>> Start Material provided

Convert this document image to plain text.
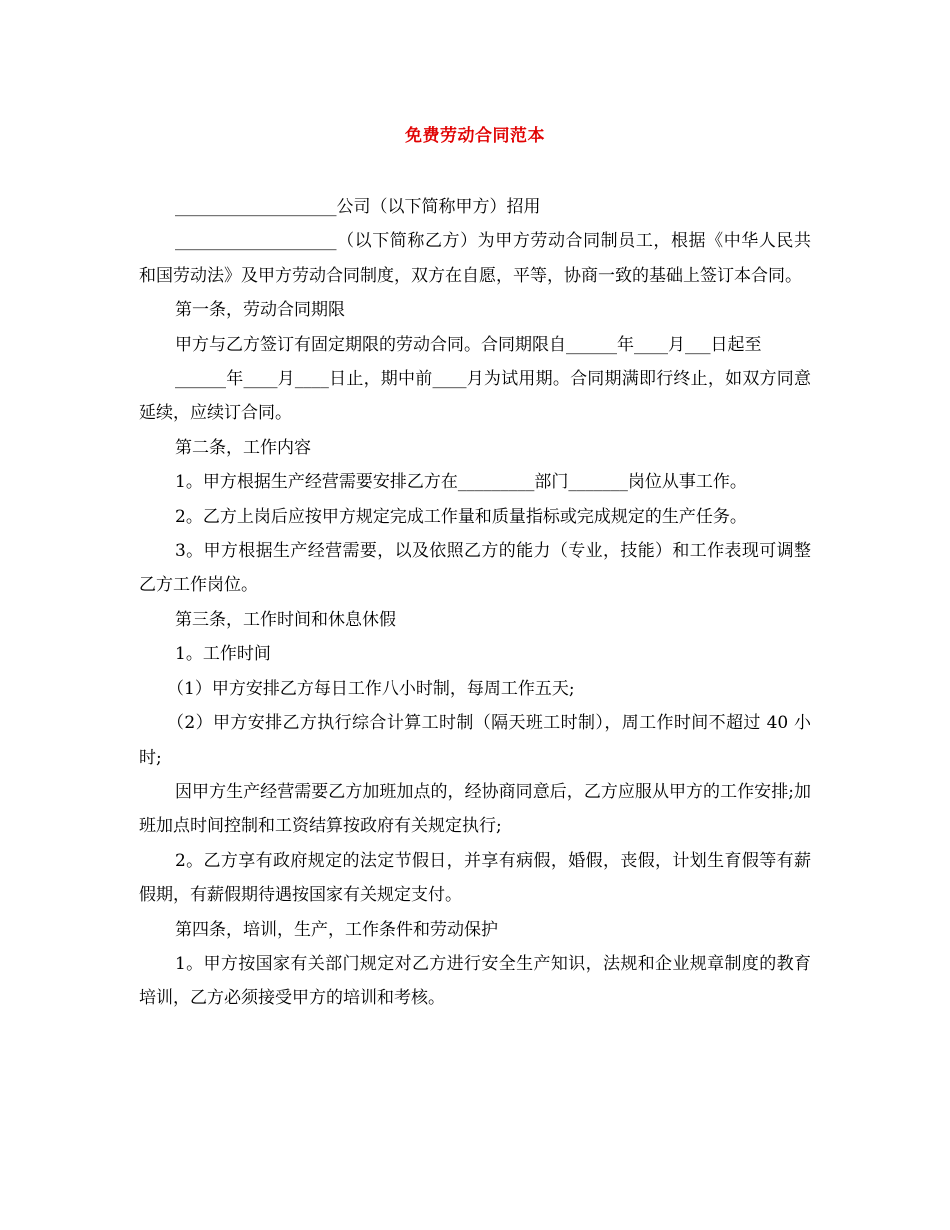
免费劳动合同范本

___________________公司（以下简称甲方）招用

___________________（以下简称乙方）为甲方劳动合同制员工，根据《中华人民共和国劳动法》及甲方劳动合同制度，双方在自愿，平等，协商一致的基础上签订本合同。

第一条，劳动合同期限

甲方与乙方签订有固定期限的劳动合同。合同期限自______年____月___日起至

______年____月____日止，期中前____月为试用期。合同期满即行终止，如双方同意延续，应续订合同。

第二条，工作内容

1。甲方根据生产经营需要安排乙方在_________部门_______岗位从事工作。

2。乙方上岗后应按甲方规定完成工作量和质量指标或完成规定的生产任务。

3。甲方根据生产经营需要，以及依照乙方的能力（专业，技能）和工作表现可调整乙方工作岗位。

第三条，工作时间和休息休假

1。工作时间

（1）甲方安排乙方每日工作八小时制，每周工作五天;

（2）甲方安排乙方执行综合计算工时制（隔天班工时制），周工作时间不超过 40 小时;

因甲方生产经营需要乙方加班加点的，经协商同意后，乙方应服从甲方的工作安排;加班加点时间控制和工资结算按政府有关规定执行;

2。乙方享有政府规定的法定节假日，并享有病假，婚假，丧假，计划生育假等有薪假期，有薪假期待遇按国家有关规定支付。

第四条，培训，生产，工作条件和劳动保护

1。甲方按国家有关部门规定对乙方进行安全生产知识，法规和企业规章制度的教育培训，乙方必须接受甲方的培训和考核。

>> End Material provided
>> Start Material provided

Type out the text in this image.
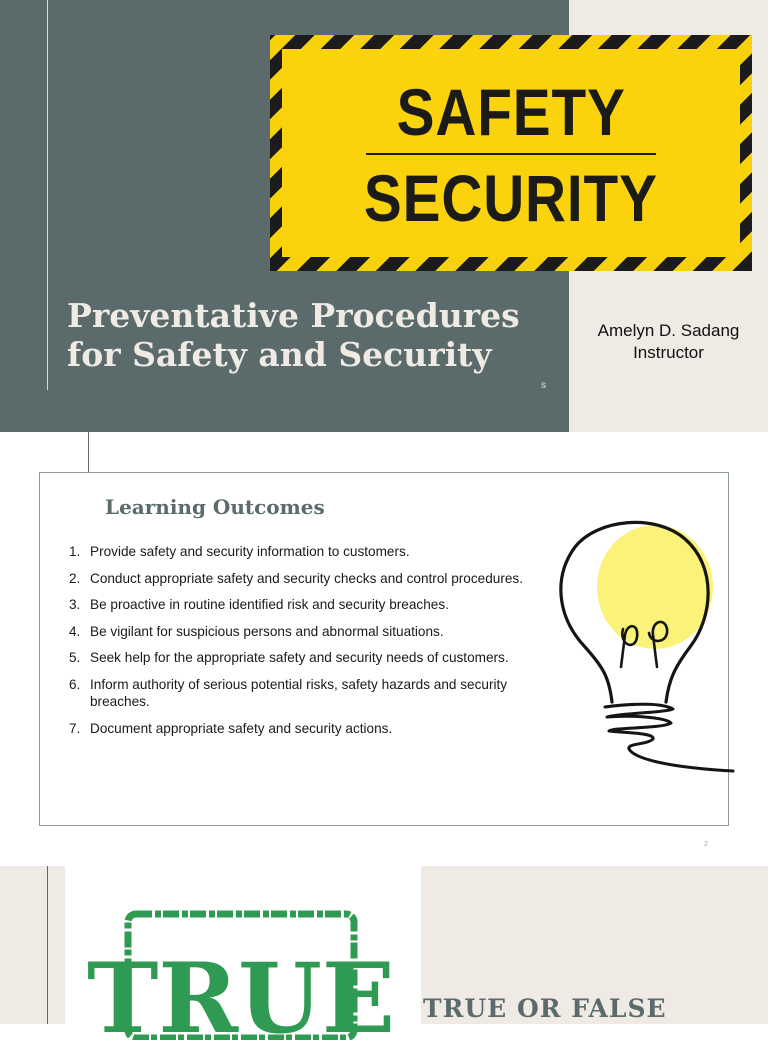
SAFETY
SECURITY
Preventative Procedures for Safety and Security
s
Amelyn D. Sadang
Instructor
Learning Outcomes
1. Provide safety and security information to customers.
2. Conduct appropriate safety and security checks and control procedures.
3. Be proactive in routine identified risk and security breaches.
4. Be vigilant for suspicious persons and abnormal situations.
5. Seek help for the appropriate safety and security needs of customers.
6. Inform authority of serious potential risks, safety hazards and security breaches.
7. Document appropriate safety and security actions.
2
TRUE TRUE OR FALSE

>> End Material provided

• **Job**
Copy all lines from the material that hold "this".

• **Solution**
Convert this document image to plain text.
Type out the text in this image.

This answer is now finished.